WHAT TO DO:
1. Copy out the text about the 1934 film Give Her a Ring word for word, from start to finish.
2. In the records, take the lines starting with the line containing "taptap-app-icon: Tap bbox=[165, 36, 202, 73]" and going on through the line containing "network-speed: 4.74 KB/s", and swap "hd-label" for "hd-badge". Return only those lines, with everything else left unchanged.
==== TEXT BLOCK ====
1934 film by Arthur B. Woods

Give Her a Ring (also known as Giving You the Stars) is a 1934 British musical film directed by Arthur B. Woods and starring Clifford Mollison, Wendy Barrie, and Zelma O'Neal. It was written by Marjorie Deans, Clifford Grey and Wolfgang Wilhelm. Stewart Granger made an appearance in the film, early in his career. The film was a remake of the 1932 German film Fräulein – Falsch verbunden (Wrong Number, Miss).

==Plot==
In Copenhagen, a worker in a telephone exchange falls in love with her employer.

==Cast==
- Wendy Barrie as Karen Svenson
- Clifford Mollison as Paul Hendrick
- Zelma O'Neal as Trude Olsen
- Bertha Belmore as Miss Hoffman
- Erik Rhodes as Otto Brune
- Olive Blakeney as Mrs. Brune
- Syd Crossley as Gustav
- Jimmy Godden as Uncle Rifkin
- Richard Hearne as drunk
- Nadine March as Karen's friend
- Pat Fitzpatrick as boy
- Stewart Granger as diner

== Reception ==
The Daily Film Renter wrote: "Presented with considerable directorial ingenuity, pepped up with amusing comedy and tuneful songs, film staged in lavish settings that include mammoth night club of artistic design. Zelma O'Neal scores triumph as gold-digging shop-girl, Clifford Mollison and Wendy Barrie making personable leads."

Picture Show wrote: "Clifford Mollison as Paul gives a lively and spirited performance, and is cleverly supported by Wendy Barrie, who gives a first-rate interpretation of her part as Karen."
==== MATERIAL FOR THIS EXERCISE ====
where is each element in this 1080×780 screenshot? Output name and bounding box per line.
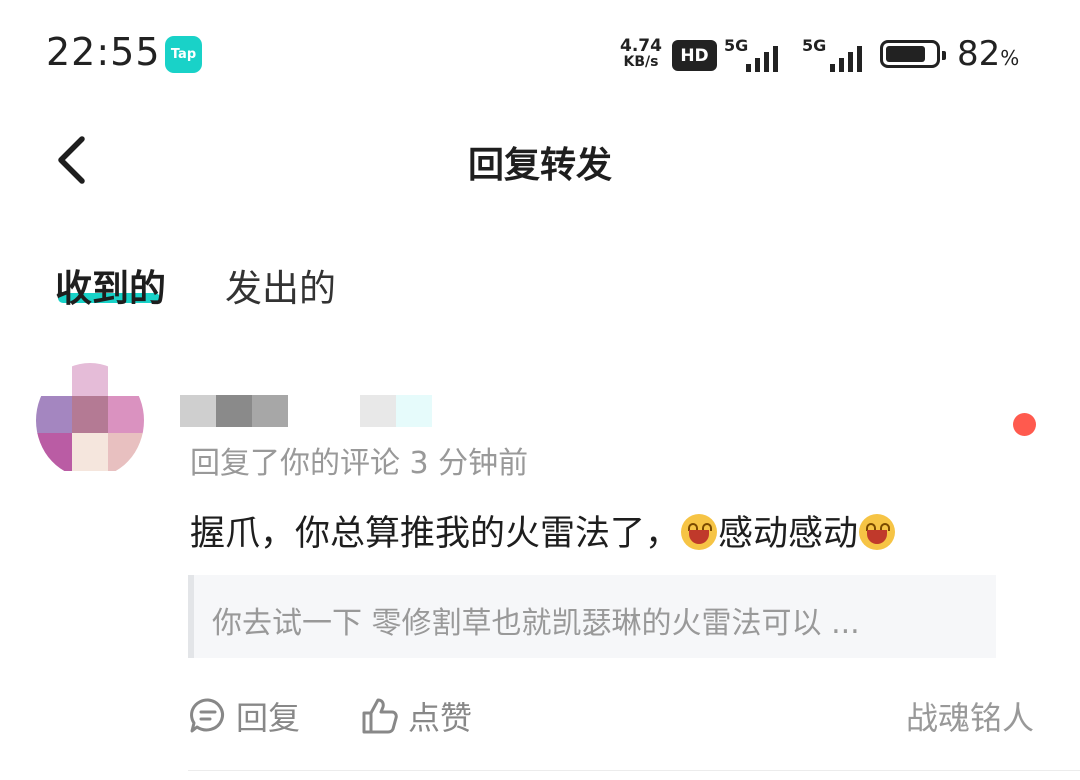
taptap-app-icon: Tap bbox=[165, 36, 202, 73]
username-blurred[interactable] bbox=[180, 380, 440, 427]
reply-button-label: 回复 bbox=[236, 699, 301, 737]
signal-bars-icon bbox=[830, 46, 862, 72]
username-blur-block bbox=[252, 395, 288, 427]
hd-label: HD bbox=[680, 45, 709, 66]
network-speed: 4.74 KB/s bbox=[615, 36, 667, 71]
battery-percent: 82% bbox=[957, 34, 1019, 74]
username-blur-block bbox=[360, 395, 396, 427]
hd-voice-icon: HD bbox=[672, 40, 717, 71]
notification-meta: 回复了你的评论 3 分钟前 bbox=[190, 446, 529, 481]
grinning-emoji-icon bbox=[859, 514, 896, 550]
grinning-emoji-icon bbox=[681, 514, 718, 550]
battery-percent-sign: % bbox=[1000, 46, 1020, 70]
battery-icon bbox=[880, 40, 946, 68]
network-speed-value: 4.74 bbox=[620, 36, 662, 56]
avatar-pixel bbox=[36, 433, 72, 471]
avatar-pixel bbox=[108, 396, 144, 434]
page-title: 回复转发 bbox=[467, 145, 612, 186]
reply-text-part1: 握爪，你总算推我的火雷法了， bbox=[190, 514, 681, 554]
username-blur-block bbox=[396, 395, 432, 427]
clock: 22:55 bbox=[46, 30, 161, 74]
quoted-comment[interactable]: 你去试一下 零修割草也就凯瑟琳的火雷法可以 ... bbox=[188, 575, 996, 658]
reply-content[interactable]: 握爪，你总算推我的火雷法了， 感动感动 bbox=[190, 505, 896, 556]
tab-received[interactable]: 收到的 bbox=[55, 258, 166, 312]
username-blur-block bbox=[216, 395, 252, 427]
avatar-pixel bbox=[72, 396, 108, 434]
username-blur-block bbox=[180, 395, 216, 427]
avatar-pixel bbox=[36, 396, 72, 434]
comment-icon bbox=[190, 698, 224, 733]
unread-dot bbox=[1013, 413, 1036, 436]
like-button-label: 点赞 bbox=[408, 699, 473, 737]
battery-fill bbox=[886, 46, 925, 62]
avatar-pixel bbox=[108, 433, 144, 471]
game-name-tag[interactable]: 战魂铭人 bbox=[906, 693, 1034, 739]
divider bbox=[188, 770, 1080, 771]
quoted-comment-text: 你去试一下 零修割草也就凯瑟琳的火雷法可以 ... bbox=[212, 606, 860, 641]
avatar[interactable] bbox=[36, 363, 144, 478]
battery-percent-value: 82 bbox=[957, 34, 1001, 74]
reply-button[interactable]: 回复 bbox=[188, 693, 300, 739]
network-speed-unit: KB/s bbox=[623, 54, 659, 70]
reply-text-part2: 感动感动 bbox=[718, 514, 859, 554]
thumbs-up-icon bbox=[362, 698, 398, 734]
avatar-pixel bbox=[72, 433, 108, 471]
battery-nub bbox=[942, 51, 946, 60]
signal-bars-icon bbox=[746, 46, 778, 72]
status-bar: 22:55 Tap 4.74 KB/s HD 5G 5G 82% bbox=[0, 0, 1080, 110]
like-button[interactable]: 点赞 bbox=[360, 693, 472, 739]
tab-sent[interactable]: 发出的 bbox=[225, 258, 336, 312]
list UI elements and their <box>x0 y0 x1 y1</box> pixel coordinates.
====
ANSWERS BY TASK:
1.
1934 film by Arthur B. Woods

Give Her a Ring (also known as Giving You the Stars) is a 1934 British musical film directed by Arthur B. Woods and starring Clifford Mollison, Wendy Barrie, and Zelma O'Neal. It was written by Marjorie Deans, Clifford Grey and Wolfgang Wilhelm. Stewart Granger made an appearance in the film, early in his career. The film was a remake of the 1932 German film Fräulein – Falsch verbunden (Wrong Number, Miss).

==Plot==
In Copenhagen, a worker in a telephone exchange falls in love with her employer.

==Cast==
- Wendy Barrie as Karen Svenson
- Clifford Mollison as Paul Hendrick
- Zelma O'Neal as Trude Olsen
- Bertha Belmore as Miss Hoffman
- Erik Rhodes as Otto Brune
- Olive Blakeney as Mrs. Brune
- Syd Crossley as Gustav
- Jimmy Godden as Uncle Rifkin
- Richard Hearne as drunk
- Nadine March as Karen's friend
- Pat Fitzpatrick as boy
- Stewart Granger as diner

== Reception ==
The Daily Film Renter wrote: "Presented with considerable directorial ingenuity, pepped up with amusing comedy and tuneful songs, film staged in lavish settings that include mammoth night club of artistic design. Zelma O'Neal scores triumph as gold-digging shop-girl, Clifford Mollison and Wendy Barrie making personable leads."

Picture Show wrote: "Clifford Mollison as Paul gives a lively and spirited performance, and is cleverly supported by Wendy Barrie, who gives a first-rate interpretation of her part as Karen."

2.
taptap-app-icon: Tap bbox=[165, 36, 202, 73]
username-blurred[interactable] bbox=[180, 380, 440, 427]
reply-button-label: 回复 bbox=[236, 699, 301, 737]
signal-bars-icon bbox=[830, 46, 862, 72]
username-blur-block bbox=[252, 395, 288, 427]
hd-badge: HD bbox=[680, 45, 709, 66]
network-speed: 4.74 KB/s bbox=[615, 36, 667, 71]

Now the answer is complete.